§ INSTRUCTION
Set down, in full, every record in the block.
-------------------------
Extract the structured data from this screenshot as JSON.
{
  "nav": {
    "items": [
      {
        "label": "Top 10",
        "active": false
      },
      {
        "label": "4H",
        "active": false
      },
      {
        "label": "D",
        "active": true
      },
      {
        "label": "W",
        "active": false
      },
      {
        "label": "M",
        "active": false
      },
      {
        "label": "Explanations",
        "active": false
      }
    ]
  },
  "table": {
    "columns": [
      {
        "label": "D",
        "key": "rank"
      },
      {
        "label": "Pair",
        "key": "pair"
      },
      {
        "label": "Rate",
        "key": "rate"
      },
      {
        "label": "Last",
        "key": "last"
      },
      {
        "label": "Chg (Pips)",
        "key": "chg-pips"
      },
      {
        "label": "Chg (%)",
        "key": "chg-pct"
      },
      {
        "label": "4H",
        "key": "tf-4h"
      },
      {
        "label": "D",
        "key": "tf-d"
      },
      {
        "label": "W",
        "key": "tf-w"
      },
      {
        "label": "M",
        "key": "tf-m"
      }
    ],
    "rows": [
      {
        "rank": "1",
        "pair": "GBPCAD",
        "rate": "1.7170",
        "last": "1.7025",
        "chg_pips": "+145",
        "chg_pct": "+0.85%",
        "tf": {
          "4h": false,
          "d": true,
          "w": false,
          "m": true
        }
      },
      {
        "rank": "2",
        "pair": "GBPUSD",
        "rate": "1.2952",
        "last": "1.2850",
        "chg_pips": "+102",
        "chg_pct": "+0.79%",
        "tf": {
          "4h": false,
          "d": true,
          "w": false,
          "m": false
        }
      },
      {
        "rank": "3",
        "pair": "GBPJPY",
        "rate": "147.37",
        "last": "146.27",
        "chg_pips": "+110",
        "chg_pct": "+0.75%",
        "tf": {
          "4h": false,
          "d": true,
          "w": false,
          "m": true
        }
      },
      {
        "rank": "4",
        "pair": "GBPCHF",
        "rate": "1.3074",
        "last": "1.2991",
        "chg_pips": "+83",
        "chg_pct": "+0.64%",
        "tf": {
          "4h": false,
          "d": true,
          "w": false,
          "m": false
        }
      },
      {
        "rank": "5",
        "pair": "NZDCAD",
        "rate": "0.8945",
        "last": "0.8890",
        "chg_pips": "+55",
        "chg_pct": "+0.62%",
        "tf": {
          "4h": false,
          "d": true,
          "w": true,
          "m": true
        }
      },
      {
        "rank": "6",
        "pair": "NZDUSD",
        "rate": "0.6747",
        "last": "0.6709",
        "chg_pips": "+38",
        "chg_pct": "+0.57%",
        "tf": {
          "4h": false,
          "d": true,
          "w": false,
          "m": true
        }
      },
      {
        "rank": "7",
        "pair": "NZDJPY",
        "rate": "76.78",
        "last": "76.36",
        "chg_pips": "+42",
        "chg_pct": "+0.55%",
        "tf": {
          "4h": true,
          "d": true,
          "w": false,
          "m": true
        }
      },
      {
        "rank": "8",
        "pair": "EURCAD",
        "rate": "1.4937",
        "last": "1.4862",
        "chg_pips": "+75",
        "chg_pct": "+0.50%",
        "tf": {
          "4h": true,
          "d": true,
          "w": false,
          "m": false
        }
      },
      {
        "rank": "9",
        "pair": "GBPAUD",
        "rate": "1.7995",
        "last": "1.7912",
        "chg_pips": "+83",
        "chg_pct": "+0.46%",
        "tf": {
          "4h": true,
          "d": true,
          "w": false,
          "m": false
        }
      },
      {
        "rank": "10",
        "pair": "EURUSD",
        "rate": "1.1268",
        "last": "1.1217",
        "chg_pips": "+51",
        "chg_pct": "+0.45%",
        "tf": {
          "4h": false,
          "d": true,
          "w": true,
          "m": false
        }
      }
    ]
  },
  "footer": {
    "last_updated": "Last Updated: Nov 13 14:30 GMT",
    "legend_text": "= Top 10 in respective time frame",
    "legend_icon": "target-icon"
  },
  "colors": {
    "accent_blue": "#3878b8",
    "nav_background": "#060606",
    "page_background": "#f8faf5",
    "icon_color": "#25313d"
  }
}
-------------------------
§ SOLUTION FOR THIS EXERCISE
Extract the structured data from this screenshot as JSON.
{
  "nav": {
    "items": [
      {
        "label": "Top 10",
        "active": false
      },
      {
        "label": "4H",
        "active": false
      },
      {
        "label": "D",
        "active": true
      },
      {
        "label": "W",
        "active": false
      },
      {
        "label": "M",
        "active": false
      },
      {
        "label": "Explanations",
        "active": false
      }
    ]
  },
  "table": {
    "columns": [
      {
        "label": "D",
        "key": "rank"
      },
      {
        "label": "Pair",
        "key": "pair"
      },
      {
        "label": "Rate",
        "key": "rate"
      },
      {
        "label": "Last",
        "key": "last"
      },
      {
        "label": "Chg (Pips)",
        "key": "chg-pips"
      },
      {
        "label": "Chg (%)",
        "key": "chg-pct"
      },
      {
        "label": "4H",
        "key": "tf-4h"
      },
      {
        "label": "D",
        "key": "tf-d"
      },
      {
        "label": "W",
        "key": "tf-w"
      },
      {
        "label": "M",
        "key": "tf-m"
      }
    ],
    "rows": [
      {
        "rank": "1",
        "pair": "GBPCAD",
        "rate": "1.7170",
        "last": "1.7025",
        "chg_pips": "+145",
        "chg_pct": "+0.85%",
        "tf": {
          "4h": false,
          "d": true,
          "w": false,
          "m": true
        }
      },
      {
        "rank": "2",
        "pair": "GBPUSD",
        "rate": "1.2952",
        "last": "1.2850",
        "chg_pips": "+102",
        "chg_pct": "+0.79%",
        "tf": {
          "4h": false,
          "d": true,
          "w": false,
          "m": false
        }
      },
      {
        "rank": "3",
        "pair": "GBPJPY",
        "rate": "147.37",
        "last": "146.27",
        "chg_pips": "+110",
        "chg_pct": "+0.75%",
        "tf": {
          "4h": false,
          "d": true,
          "w": false,
          "m": true
        }
      },
      {
        "rank": "4",
        "pair": "GBPCHF",
        "rate": "1.3074",
        "last": "1.2991",
        "chg_pips": "+83",
        "chg_pct": "+0.64%",
        "tf": {
          "4h": false,
          "d": true,
          "w": false,
          "m": false
        }
      },
      {
        "rank": "5",
        "pair": "NZDCAD",
        "rate": "0.8945",
        "last": "0.8890",
        "chg_pips": "+55",
        "chg_pct": "+0.62%",
        "tf": {
          "4h": false,
          "d": true,
          "w": true,
          "m": true
        }
      },
      {
        "rank": "6",
        "pair": "NZDUSD",
        "rate": "0.6747",
        "last": "0.6709",
        "chg_pips": "+38",
        "chg_pct": "+0.57%",
        "tf": {
          "4h": false,
          "d": true,
          "w": false,
          "m": true
        }
      },
      {
        "rank": "7",
        "pair": "NZDJPY",
        "rate": "76.78",
        "last": "76.36",
        "chg_pips": "+42",
        "chg_pct": "+0.55%",
        "tf": {
          "4h": true,
          "d": true,
          "w": false,
          "m": true
        }
      },
      {
        "rank": "8",
        "pair": "EURCAD",
        "rate": "1.4937",
        "last": "1.4862",
        "chg_pips": "+75",
        "chg_pct": "+0.50%",
        "tf": {
          "4h": true,
          "d": true,
          "w": false,
          "m": false
        }
      },
      {
        "rank": "9",
        "pair": "GBPAUD",
        "rate": "1.7995",
        "last": "1.7912",
        "chg_pips": "+83",
        "chg_pct": "+0.46%",
        "tf": {
          "4h": true,
          "d": true,
          "w": false,
          "m": false
        }
      },
      {
        "rank": "10",
        "pair": "EURUSD",
        "rate": "1.1268",
        "last": "1.1217",
        "chg_pips": "+51",
        "chg_pct": "+0.45%",
        "tf": {
          "4h": false,
          "d": true,
          "w": true,
          "m": false
        }
      }
    ]
  },
  "footer": {
    "last_updated": "Last Updated: Nov 13 14:30 GMT",
    "legend_text": "= Top 10 in respective time frame",
    "legend_icon": "target-icon"
  },
  "colors": {
    "accent_blue": "#3878b8",
    "nav_background": "#060606",
    "page_background": "#f8faf5",
    "icon_color": "#25313d"
  }
}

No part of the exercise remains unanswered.